_Esplora il materiale:_
a) Trascrivi senza modifiche la parte dell'articolo sul ritorno dei pescatori a Mazara che si apre con le parole contenenti "Marika, invece, tiene" e si chiude con "il generale Haftar.".
b) Rispondi alle seguenti domande basandoti sull'articolo sul ritorno dei pescatori a Mazara.
(i) Quanti giorni è durata la prigionia dei pescatori in Libia?
(ii) Come si chiama il sindaco di Mazara?
(iii) A che ora è arrivato l'esito dei tamponi e quale è stato?

_Testo riportato:_
I PESCATORI LIBERATI SONO ARRIVATI A MAZARA TRA LE URLA DI GIOIA DEI FAMILIARI
MAGARI LA PROSSIMA VOLTA EVITATE DI ENTRARE NELLE ACQUE CHE LA LIBIA, GRAZIE A SALVINI, HA AUTODEFINITE COME “TERRITORIALI” PUR ESSENDO “INTERNAZIONALI”
Un urlo di gioia saluta i due pescherecci che entrano al porto. Suonano anche le sirene di tutte le barche agli ormeggi. Alle 10 del mattino, è una gran festa. Sotto la pioggia.
Piange mamma Rosetta, diventata il simbolo delle donne coraggio di questi 108 giorni di prigionia. “Piero, figlio mio”.
Piange la giovane Fayrouz, che saltella per guardare oltre la piccola folla dei parenti stipati sotto un tendone: “Dov’è papà ? Dove Ilyesse?”. Anche suo fratello è sul Medinea. “Non li vedo ancora”.
Marika, invece, tiene in alto la figlioletta di un anno. “Papà è arrivato. Papà è arrivato” continua a ripeterle. E la piccola, che ha un anno, saluta felice. Mentre i pescherecci Antartide e Medinea avanzano, scortati dalle motovedette della Guardia Costiera e della Finanza.
“È la fine di un incubo”, papà Pietro Giacalone si copre il volto con le mani. “Non mi sembra vero che sia arrivato questo giorno, ho temuto il peggio”.
Il ritorno a casa per i 18 pescatori è passato da 108 giorni di prigionia in Libia, 108 giorni di “continue umiliazioni, due nostri compagni sono stati anche picchiati”, hanno raccontato i pescatori via radio dopo la liberazione, avvenuta giovedì.
C’è voluto un viaggio in Libia del presidente del consiglio Giuseppe Conte e del ministro degli Esteri Luigi Di Maio per sbloccare la situazione con il generale Haftar.
È una gran festa al porto di Mazara. “Tutta la città avrebbe voluto essere qui – dice il sindaco Salvatore Quinci – naturalmente abbiamo dovuto contenere gli ingressi, per il rispetto delle norme anti Covid. Ma è comunque festa per tutti”.
E proprio per osservare tutti i protocolli sanitari bisogna ancora attendere per lo sbarco dei 18 pescatori e per gli abbracci. Ci sono da fare le visite mediche a bordo. E, poi, una volta a terra, i tamponi all’interno di una tenda. Ma, adesso, Medinea e Antartide si avvicinano sempre più
Ecco il comandante Piero Marrone, il figlio della signora Rosetta, che saluta. Ecco Giacomo Giacalone, sta piangendo. Ecco Hedi e Ilyesse, il papà e il fratello di Fayrouz. Ecco Dino. Ecco Michele. Ecco Mohamed e Giri Indra. E poi Giovanni, Farth, Sarr, Bavieux, Vito, Fabio, Habib.
Fra applausi e urla da stadio sembrano i giocatori di una nazionale che sta tornando a casa dopo avere vinto una gran coppa. Una squadra formata da italiani, tunisini, senegalesi e indonesiani. “Siamo una grande famiglia qui a Mazara”, dice Noaires, la figlia di uno dei pescatori mentre le barche attraccano al molo. “E ora non dimenticateci – dice l’armatore Marco Marrone – Perchè queste barche dovranno tornare in mare aperto. E i pescatori non possono essere lasciati soli”.
Alle 11.15, arriva l’esito dei tamponi. Tutti negativi. Un altro urlo di gioia. I marinai possono tornare a casa. Uno dopo l’altro si infilano nelle auto dei propri familiari. “Ci hanno trattato malissimo – dice Piero Marrone – per settimane siamo stati a piedi nudi”. Arriva Onofrio Giacalone: “Quel primo settembre, hanno sparato in aria – sussurra – ci siamo spaventati tanto, pensavamo di morire. E’ finito un incubo”.

_Record forniti:_

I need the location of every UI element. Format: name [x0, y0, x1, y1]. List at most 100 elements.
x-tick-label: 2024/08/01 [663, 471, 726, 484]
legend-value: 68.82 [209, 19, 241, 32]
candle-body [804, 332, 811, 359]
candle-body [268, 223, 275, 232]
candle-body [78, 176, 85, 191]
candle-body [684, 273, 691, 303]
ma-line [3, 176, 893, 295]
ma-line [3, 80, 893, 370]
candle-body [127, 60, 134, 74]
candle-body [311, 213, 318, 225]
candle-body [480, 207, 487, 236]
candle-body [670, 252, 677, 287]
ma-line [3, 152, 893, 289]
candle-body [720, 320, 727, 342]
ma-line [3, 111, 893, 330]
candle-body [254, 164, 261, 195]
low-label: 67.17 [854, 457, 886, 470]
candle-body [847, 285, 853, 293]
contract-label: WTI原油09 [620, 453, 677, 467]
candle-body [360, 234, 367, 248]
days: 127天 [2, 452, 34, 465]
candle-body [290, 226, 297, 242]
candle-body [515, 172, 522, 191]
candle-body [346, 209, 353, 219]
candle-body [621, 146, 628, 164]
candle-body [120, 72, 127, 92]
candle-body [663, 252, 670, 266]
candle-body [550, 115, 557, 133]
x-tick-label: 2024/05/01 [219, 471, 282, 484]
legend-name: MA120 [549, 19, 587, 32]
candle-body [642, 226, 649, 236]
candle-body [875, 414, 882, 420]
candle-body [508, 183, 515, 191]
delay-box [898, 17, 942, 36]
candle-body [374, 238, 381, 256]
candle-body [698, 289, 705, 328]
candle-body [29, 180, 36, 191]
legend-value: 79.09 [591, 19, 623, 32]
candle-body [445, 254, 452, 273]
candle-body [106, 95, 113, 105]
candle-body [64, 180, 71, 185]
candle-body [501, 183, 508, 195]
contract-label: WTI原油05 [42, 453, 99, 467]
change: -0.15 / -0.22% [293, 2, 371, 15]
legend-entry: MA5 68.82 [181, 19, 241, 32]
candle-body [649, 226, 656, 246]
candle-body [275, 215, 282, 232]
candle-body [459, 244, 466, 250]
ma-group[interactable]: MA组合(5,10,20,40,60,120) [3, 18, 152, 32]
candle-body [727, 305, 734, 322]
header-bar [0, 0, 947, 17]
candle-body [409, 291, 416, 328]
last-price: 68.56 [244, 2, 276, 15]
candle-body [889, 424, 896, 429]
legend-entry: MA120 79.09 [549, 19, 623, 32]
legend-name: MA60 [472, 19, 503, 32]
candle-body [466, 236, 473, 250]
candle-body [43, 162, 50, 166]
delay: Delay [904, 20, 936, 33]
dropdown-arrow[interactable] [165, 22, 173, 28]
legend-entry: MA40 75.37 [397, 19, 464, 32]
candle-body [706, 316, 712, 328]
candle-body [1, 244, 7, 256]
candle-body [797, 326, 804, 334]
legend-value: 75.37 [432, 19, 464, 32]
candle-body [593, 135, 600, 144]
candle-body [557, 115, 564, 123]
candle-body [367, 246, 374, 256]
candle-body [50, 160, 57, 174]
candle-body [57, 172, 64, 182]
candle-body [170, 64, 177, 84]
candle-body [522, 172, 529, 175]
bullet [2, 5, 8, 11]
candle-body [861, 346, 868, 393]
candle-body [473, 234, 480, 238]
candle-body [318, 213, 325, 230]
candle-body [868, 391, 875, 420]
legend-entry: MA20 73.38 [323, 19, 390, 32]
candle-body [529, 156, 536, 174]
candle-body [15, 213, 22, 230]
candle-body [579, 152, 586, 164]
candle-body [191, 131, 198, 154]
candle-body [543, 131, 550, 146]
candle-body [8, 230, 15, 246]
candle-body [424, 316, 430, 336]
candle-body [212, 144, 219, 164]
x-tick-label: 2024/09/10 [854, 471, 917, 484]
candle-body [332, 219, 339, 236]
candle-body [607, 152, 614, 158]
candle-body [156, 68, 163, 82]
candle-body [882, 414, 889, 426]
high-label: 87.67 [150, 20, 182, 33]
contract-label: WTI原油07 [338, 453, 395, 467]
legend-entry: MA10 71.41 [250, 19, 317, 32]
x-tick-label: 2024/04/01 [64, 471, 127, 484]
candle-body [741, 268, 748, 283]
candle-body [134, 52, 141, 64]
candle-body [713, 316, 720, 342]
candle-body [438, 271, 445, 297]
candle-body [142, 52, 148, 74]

_Elenco delle risposte:_
a)
Marika, invece, tiene in alto la figlioletta di un anno. “Papà è arrivato. Papà è arrivato” continua a ripeterle. E la piccola, che ha un anno, saluta felice. Mentre i pescherecci Antartide e Medinea avanzano, scortati dalle motovedette della Guardia Costiera e della Finanza.
“È la fine di un incubo”, papà Pietro Giacalone si copre il volto con le mani. “Non mi sembra vero che sia arrivato questo giorno, ho temuto il peggio”.
Il ritorno a casa per i 18 pescatori è passato da 108 giorni di prigionia in Libia, 108 giorni di “continue umiliazioni, due nostri compagni sono stati anche picchiati”, hanno raccontato i pescatori via radio dopo la liberazione, avvenuta giovedì.
C’è voluto un viaggio in Libia del presidente del consiglio Giuseppe Conte e del ministro degli Esteri Luigi Di Maio per sbloccare la situazione con il generale Haftar.

b)
(i) 108 giorni.
(ii) Salvatore Quinci.
(iii) Alle 11.15; tutti negativi.